- **WHAT NEEDS TO BE DONE**
Scan the data below for the string "right". Copy every line where it appears.

- **SOURCE RECORDS**
==*==

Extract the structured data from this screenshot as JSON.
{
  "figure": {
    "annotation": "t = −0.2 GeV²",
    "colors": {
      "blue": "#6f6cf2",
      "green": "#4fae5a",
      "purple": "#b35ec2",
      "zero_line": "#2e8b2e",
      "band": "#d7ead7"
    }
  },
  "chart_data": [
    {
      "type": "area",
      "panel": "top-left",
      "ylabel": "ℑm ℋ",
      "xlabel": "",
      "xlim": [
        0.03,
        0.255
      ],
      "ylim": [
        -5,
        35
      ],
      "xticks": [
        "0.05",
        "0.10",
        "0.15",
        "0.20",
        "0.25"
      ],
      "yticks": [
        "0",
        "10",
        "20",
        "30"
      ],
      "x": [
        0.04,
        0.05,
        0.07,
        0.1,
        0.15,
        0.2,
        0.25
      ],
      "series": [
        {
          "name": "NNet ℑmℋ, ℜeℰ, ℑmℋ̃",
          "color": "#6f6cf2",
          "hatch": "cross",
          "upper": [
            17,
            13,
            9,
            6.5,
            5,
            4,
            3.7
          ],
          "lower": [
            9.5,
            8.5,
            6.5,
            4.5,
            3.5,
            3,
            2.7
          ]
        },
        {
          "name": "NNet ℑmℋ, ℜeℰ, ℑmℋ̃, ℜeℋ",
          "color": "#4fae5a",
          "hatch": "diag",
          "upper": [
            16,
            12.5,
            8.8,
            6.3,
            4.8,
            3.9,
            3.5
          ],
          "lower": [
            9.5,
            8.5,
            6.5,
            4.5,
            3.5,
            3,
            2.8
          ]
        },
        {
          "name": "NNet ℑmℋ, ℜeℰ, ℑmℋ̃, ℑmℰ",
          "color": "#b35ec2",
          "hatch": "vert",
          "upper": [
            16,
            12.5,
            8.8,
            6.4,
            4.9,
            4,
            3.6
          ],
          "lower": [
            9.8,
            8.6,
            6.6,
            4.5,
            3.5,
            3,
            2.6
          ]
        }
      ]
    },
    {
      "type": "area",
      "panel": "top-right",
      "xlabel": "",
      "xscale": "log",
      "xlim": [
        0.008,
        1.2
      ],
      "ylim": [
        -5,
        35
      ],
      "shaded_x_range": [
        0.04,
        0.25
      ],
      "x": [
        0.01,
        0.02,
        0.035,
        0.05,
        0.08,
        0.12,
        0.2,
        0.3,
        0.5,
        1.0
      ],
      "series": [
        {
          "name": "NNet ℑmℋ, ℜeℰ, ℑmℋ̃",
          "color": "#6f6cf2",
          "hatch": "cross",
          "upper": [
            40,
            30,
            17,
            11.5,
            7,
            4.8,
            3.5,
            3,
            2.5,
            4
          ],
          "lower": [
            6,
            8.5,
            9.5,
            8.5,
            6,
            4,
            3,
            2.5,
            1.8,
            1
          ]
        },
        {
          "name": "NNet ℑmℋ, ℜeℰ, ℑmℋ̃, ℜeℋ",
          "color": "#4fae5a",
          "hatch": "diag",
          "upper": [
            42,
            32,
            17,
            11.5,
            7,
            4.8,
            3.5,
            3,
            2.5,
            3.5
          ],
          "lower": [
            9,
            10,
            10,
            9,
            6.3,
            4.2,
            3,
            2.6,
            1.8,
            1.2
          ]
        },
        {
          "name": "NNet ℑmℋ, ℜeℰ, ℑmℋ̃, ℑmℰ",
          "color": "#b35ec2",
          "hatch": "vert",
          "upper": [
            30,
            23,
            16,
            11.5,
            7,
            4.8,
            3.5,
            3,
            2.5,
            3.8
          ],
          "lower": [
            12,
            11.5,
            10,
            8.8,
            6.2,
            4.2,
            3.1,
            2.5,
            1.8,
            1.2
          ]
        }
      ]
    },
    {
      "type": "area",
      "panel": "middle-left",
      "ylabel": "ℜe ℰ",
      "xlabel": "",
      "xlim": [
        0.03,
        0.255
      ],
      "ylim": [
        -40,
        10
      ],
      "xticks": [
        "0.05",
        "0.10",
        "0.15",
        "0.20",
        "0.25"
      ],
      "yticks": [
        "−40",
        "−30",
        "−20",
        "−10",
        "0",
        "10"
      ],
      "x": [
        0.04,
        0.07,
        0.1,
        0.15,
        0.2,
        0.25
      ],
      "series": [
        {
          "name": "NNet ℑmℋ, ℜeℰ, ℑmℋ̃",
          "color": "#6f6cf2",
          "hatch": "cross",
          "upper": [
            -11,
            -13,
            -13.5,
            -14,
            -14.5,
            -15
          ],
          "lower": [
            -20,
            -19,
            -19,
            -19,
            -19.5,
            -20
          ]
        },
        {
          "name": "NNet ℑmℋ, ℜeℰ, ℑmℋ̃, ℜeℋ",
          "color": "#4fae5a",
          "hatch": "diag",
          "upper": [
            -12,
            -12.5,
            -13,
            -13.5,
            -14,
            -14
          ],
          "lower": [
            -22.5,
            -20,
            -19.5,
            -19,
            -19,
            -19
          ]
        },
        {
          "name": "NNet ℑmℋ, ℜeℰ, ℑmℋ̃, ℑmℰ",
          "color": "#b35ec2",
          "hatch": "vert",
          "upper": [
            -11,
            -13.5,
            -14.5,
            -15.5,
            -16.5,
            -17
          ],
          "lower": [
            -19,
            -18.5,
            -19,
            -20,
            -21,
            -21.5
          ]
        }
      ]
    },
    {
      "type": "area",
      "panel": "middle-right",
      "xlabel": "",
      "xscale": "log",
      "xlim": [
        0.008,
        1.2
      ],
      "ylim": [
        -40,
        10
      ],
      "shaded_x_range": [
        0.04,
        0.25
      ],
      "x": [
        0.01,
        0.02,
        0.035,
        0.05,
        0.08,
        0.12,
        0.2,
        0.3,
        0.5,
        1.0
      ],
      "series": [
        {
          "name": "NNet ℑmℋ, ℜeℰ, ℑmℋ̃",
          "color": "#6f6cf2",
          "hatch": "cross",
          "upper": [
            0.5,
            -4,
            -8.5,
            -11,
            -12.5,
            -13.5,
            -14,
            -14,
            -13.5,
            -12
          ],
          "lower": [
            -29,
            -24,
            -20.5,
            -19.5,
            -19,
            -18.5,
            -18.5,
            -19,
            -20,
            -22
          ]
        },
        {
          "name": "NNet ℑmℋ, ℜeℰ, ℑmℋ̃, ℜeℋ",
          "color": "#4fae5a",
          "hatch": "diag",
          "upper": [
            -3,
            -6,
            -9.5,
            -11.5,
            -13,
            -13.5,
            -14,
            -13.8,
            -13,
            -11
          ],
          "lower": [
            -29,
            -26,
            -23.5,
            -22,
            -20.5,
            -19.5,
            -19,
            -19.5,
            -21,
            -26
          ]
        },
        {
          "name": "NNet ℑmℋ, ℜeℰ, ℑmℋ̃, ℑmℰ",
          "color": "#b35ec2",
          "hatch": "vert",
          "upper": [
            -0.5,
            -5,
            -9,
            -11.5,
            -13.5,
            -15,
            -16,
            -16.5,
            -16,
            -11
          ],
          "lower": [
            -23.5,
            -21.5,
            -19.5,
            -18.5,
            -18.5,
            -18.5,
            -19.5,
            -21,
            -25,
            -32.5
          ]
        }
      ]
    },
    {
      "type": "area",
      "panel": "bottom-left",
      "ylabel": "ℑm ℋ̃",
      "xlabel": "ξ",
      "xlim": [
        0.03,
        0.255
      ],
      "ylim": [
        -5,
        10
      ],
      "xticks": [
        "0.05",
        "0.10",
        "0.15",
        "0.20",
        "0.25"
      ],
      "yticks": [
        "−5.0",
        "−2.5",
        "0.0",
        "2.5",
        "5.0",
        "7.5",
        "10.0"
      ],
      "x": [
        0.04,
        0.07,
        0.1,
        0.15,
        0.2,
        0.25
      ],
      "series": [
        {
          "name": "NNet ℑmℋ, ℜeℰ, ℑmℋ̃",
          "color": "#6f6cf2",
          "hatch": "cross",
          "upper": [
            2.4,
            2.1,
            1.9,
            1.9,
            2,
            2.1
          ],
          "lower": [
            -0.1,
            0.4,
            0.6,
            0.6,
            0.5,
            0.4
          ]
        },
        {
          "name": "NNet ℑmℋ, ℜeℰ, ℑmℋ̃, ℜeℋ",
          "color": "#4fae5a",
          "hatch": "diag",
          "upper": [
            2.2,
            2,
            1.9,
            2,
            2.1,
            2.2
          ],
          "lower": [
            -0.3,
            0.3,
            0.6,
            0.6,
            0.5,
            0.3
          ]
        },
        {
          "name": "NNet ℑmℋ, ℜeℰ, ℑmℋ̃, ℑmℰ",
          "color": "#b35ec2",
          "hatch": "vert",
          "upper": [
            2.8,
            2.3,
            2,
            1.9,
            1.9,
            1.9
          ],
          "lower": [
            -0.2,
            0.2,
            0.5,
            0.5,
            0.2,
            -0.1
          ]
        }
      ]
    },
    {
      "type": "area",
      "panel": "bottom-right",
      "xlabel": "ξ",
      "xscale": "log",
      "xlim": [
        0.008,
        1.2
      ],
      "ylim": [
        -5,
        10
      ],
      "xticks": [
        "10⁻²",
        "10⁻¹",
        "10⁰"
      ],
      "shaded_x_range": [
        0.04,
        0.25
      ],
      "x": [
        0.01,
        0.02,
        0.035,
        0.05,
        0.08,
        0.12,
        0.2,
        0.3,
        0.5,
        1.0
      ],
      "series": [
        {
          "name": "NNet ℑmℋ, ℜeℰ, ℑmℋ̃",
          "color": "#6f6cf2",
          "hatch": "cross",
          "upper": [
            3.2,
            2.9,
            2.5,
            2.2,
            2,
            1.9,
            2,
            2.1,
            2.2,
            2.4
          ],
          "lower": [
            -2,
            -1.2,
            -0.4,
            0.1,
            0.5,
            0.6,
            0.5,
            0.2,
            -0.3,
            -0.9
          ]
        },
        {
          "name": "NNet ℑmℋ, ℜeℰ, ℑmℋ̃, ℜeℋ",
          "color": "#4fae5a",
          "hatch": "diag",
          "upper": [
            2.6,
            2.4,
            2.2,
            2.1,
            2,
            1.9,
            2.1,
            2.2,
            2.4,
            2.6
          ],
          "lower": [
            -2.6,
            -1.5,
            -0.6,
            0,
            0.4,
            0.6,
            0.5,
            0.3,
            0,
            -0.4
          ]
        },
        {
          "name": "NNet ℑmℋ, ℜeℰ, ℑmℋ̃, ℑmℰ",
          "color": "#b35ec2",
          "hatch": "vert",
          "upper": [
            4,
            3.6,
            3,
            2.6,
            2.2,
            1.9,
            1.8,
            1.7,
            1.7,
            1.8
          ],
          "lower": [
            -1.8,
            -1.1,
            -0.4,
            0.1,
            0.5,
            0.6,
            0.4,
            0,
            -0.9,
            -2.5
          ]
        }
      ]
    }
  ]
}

==*==

- **SOLUTION**
      "panel": "top-right",
      "panel": "middle-right",
      "panel": "bottom-right",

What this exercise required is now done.